(Figure dataset records)
'''

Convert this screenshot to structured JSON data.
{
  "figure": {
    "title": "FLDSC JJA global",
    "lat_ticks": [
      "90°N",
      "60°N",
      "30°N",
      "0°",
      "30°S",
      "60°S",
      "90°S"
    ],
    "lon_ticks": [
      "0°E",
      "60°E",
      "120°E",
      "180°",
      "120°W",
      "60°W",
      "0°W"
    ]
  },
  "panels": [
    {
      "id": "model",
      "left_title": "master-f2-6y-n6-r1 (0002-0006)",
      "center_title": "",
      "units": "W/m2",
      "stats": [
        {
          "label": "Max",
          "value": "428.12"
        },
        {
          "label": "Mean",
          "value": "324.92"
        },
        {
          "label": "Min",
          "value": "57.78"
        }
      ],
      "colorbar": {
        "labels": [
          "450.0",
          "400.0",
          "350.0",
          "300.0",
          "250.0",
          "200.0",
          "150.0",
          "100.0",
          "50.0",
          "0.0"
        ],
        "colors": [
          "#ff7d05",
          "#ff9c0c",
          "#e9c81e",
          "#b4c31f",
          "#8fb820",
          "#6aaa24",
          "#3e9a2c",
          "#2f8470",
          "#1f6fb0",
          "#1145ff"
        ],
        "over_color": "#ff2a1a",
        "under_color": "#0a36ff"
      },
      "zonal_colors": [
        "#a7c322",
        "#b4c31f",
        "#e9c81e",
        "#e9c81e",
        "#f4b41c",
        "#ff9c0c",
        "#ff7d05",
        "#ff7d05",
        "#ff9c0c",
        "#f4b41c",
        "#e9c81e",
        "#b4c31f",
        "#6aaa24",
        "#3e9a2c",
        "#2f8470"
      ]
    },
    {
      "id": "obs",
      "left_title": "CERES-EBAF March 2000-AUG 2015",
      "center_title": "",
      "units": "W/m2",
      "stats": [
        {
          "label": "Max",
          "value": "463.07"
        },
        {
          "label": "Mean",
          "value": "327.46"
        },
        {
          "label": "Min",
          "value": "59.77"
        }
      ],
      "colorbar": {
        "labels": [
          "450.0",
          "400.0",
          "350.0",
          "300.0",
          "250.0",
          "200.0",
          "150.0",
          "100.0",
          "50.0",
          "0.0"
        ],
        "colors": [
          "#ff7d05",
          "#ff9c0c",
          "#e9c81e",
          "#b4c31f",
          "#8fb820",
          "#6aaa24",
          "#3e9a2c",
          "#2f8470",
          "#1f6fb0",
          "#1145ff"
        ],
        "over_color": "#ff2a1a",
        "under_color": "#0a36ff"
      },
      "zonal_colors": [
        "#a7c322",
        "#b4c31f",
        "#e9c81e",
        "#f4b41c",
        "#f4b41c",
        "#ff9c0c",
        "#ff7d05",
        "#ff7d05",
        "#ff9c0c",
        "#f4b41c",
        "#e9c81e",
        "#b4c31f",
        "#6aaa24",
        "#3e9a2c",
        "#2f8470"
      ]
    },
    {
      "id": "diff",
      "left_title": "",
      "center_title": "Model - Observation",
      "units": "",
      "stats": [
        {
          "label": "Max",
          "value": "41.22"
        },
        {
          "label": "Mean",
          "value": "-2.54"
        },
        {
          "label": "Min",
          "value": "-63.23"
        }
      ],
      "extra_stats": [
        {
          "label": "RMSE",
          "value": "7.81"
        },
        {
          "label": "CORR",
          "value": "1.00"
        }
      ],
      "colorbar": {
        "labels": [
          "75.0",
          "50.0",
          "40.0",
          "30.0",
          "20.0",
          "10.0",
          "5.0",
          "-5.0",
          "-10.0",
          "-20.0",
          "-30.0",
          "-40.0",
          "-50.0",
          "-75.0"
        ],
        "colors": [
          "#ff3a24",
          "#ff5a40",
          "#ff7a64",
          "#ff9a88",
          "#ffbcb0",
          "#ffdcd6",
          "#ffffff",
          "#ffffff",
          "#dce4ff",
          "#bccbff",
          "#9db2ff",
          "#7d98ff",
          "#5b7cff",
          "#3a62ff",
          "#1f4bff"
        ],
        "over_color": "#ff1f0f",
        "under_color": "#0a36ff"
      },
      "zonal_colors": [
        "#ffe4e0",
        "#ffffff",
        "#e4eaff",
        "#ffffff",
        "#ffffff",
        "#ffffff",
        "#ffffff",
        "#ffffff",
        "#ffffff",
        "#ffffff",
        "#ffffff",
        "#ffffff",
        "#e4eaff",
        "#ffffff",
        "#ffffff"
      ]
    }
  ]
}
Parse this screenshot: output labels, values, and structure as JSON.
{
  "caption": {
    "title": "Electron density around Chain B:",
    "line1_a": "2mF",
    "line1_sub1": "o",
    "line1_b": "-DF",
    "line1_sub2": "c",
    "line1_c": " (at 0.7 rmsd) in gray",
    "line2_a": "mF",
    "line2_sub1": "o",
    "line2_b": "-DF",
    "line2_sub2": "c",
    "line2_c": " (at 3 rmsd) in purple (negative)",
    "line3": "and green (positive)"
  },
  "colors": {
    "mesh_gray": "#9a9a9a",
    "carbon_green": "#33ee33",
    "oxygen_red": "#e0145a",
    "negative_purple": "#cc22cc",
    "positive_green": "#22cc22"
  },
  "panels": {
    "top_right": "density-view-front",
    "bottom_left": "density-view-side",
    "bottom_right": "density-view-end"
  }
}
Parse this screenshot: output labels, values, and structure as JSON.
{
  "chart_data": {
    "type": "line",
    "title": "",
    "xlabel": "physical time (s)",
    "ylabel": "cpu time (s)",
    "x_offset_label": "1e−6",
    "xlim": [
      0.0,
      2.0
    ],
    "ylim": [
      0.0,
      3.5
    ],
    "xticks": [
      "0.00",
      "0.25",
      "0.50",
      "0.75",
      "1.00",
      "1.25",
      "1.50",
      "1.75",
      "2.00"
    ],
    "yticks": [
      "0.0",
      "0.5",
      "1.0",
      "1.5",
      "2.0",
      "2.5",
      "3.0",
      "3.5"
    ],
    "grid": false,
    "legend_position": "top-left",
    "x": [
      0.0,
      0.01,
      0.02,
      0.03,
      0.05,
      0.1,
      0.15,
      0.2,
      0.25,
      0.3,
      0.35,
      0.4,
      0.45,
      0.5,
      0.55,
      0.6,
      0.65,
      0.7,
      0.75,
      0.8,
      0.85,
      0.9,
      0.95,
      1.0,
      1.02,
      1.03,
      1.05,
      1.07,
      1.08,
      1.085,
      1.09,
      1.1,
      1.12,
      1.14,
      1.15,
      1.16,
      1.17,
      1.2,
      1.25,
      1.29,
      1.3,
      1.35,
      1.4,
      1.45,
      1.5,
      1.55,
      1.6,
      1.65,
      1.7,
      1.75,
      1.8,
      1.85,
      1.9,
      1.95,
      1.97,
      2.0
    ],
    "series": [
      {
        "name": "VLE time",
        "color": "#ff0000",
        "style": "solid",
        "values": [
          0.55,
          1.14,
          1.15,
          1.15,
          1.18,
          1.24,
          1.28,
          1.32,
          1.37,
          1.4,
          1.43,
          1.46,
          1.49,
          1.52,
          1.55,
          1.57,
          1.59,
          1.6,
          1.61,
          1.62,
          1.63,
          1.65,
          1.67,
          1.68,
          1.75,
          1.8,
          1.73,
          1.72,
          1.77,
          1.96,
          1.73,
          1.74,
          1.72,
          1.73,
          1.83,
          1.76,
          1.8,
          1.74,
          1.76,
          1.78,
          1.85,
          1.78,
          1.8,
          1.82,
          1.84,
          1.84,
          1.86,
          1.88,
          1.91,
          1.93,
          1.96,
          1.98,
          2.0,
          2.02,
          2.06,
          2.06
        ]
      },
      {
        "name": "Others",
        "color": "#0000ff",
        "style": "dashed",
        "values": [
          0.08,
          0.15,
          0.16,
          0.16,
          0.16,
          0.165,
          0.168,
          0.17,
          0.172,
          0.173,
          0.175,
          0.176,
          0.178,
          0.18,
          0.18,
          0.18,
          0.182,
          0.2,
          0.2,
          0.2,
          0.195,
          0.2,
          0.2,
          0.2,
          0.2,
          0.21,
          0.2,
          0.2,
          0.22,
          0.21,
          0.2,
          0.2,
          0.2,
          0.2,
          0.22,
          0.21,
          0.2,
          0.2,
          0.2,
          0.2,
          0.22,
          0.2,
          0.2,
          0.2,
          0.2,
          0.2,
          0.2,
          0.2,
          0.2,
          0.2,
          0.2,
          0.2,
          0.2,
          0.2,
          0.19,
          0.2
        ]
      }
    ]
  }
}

'''

Task to complete: Copy out all lines that carry the word "time".

Complete response:
    "xlabel": "physical time (s)",
    "ylabel": "cpu time (s)",
        "name": "VLE time",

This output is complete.